------ Provided entries ------

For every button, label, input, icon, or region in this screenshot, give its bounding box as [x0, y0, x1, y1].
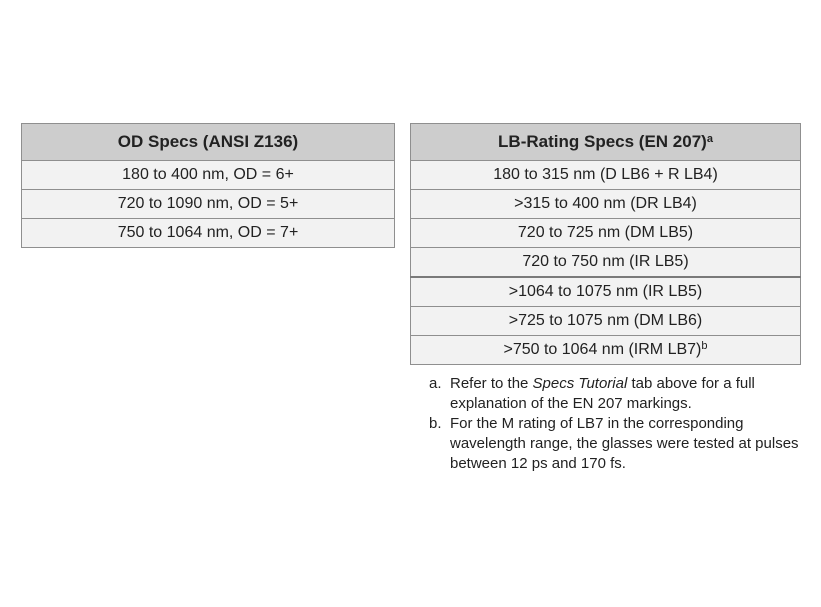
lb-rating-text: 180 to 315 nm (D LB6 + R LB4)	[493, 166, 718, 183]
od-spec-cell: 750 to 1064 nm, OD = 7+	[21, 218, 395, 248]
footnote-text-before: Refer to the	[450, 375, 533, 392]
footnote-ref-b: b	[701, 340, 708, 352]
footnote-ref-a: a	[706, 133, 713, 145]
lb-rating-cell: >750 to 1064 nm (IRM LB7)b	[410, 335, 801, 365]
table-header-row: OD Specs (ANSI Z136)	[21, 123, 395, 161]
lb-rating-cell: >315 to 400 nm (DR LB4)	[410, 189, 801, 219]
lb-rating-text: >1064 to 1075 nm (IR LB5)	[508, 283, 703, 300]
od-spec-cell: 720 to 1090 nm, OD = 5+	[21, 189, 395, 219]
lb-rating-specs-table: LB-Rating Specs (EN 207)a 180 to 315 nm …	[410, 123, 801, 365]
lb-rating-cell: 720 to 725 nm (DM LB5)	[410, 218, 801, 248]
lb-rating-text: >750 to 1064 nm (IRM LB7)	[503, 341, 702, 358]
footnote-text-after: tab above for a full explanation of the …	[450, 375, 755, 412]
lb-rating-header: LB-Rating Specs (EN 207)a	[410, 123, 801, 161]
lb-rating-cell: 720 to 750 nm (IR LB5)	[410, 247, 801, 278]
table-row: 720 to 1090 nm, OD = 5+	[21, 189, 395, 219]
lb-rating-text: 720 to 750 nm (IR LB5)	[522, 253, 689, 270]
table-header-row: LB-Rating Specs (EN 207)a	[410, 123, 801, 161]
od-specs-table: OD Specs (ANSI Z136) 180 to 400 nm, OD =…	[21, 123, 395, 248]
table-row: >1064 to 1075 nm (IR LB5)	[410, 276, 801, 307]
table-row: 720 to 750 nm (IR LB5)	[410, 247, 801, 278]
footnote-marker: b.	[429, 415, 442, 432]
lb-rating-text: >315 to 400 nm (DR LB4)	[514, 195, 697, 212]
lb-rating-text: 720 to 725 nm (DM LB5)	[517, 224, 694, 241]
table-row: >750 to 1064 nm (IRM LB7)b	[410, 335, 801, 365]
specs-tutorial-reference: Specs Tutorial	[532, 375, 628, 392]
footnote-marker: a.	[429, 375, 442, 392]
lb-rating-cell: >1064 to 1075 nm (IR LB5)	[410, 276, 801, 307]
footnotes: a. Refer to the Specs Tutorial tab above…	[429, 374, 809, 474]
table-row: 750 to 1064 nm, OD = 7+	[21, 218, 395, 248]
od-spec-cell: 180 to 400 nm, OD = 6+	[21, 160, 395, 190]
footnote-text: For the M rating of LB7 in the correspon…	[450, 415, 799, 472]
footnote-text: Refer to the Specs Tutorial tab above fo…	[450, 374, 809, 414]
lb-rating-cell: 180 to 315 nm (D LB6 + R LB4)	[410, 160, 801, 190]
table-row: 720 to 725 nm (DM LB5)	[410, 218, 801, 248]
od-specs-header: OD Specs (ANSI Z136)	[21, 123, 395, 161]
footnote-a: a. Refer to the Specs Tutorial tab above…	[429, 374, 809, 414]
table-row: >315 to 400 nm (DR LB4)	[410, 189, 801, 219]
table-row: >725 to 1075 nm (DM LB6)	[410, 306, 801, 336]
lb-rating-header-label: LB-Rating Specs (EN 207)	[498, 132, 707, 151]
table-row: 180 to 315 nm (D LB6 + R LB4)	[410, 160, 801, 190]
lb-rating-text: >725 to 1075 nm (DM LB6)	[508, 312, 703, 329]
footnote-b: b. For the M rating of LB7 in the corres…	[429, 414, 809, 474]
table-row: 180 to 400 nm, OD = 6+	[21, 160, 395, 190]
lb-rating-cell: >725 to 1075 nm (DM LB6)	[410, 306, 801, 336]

------

Objective: Can you return every line of the items above verbatim, omitting the pictures?

Response:
For every button, label, input, icon, or region in this screenshot, give its bounding box as [x0, y0, x1, y1].
lb-rating-text: 180 to 315 nm (D LB6 + R LB4)	[493, 166, 718, 183]
od-spec-cell: 750 to 1064 nm, OD = 7+	[21, 218, 395, 248]
footnote-text-before: Refer to the	[450, 375, 533, 392]
footnote-ref-b: b	[701, 340, 708, 352]
footnote-ref-a: a	[706, 133, 713, 145]
lb-rating-cell: >750 to 1064 nm (IRM LB7)b	[410, 335, 801, 365]
table-header-row: OD Specs (ANSI Z136)	[21, 123, 395, 161]
lb-rating-cell: >315 to 400 nm (DR LB4)	[410, 189, 801, 219]
lb-rating-text: >1064 to 1075 nm (IR LB5)	[508, 283, 703, 300]
od-spec-cell: 720 to 1090 nm, OD = 5+	[21, 189, 395, 219]
lb-rating-specs-table: LB-Rating Specs (EN 207)a 180 to 315 nm …	[410, 123, 801, 365]
lb-rating-cell: 720 to 725 nm (DM LB5)	[410, 218, 801, 248]
lb-rating-text: >750 to 1064 nm (IRM LB7)	[503, 341, 702, 358]
footnote-text-after: tab above for a full explanation of the …	[450, 375, 755, 412]
lb-rating-header: LB-Rating Specs (EN 207)a	[410, 123, 801, 161]
lb-rating-cell: 720 to 750 nm (IR LB5)	[410, 247, 801, 278]
table-row: 720 to 1090 nm, OD = 5+	[21, 189, 395, 219]
lb-rating-text: 720 to 750 nm (IR LB5)	[522, 253, 689, 270]
table-header-row: LB-Rating Specs (EN 207)a	[410, 123, 801, 161]
od-specs-table: OD Specs (ANSI Z136) 180 to 400 nm, OD =…	[21, 123, 395, 248]
table-row: >1064 to 1075 nm (IR LB5)	[410, 276, 801, 307]
table-row: 720 to 750 nm (IR LB5)	[410, 247, 801, 278]
footnote-marker: b.	[429, 415, 442, 432]
lb-rating-text: >315 to 400 nm (DR LB4)	[514, 195, 697, 212]
lb-rating-text: 720 to 725 nm (DM LB5)	[517, 224, 694, 241]
table-row: >750 to 1064 nm (IRM LB7)b	[410, 335, 801, 365]
specs-tutorial-reference: Specs Tutorial	[532, 375, 628, 392]
footnote-marker: a.	[429, 375, 442, 392]
lb-rating-cell: >1064 to 1075 nm (IR LB5)	[410, 276, 801, 307]
footnotes: a. Refer to the Specs Tutorial tab above…	[429, 374, 809, 474]
table-row: 750 to 1064 nm, OD = 7+	[21, 218, 395, 248]
od-spec-cell: 180 to 400 nm, OD = 6+	[21, 160, 395, 190]
footnote-text: For the M rating of LB7 in the correspon…	[450, 415, 799, 472]
footnote-text: Refer to the Specs Tutorial tab above fo…	[450, 374, 809, 414]
lb-rating-cell: 180 to 315 nm (D LB6 + R LB4)	[410, 160, 801, 190]
table-row: 720 to 725 nm (DM LB5)	[410, 218, 801, 248]
od-specs-header: OD Specs (ANSI Z136)	[21, 123, 395, 161]
footnote-a: a. Refer to the Specs Tutorial tab above…	[429, 374, 809, 414]
table-row: >315 to 400 nm (DR LB4)	[410, 189, 801, 219]
table-row: >725 to 1075 nm (DM LB6)	[410, 306, 801, 336]
lb-rating-header-label: LB-Rating Specs (EN 207)	[498, 132, 707, 151]
table-row: 180 to 315 nm (D LB6 + R LB4)	[410, 160, 801, 190]
lb-rating-text: >725 to 1075 nm (DM LB6)	[508, 312, 703, 329]
footnote-b: b. For the M rating of LB7 in the corres…	[429, 414, 809, 474]
table-row: 180 to 400 nm, OD = 6+	[21, 160, 395, 190]
lb-rating-cell: >725 to 1075 nm (DM LB6)	[410, 306, 801, 336]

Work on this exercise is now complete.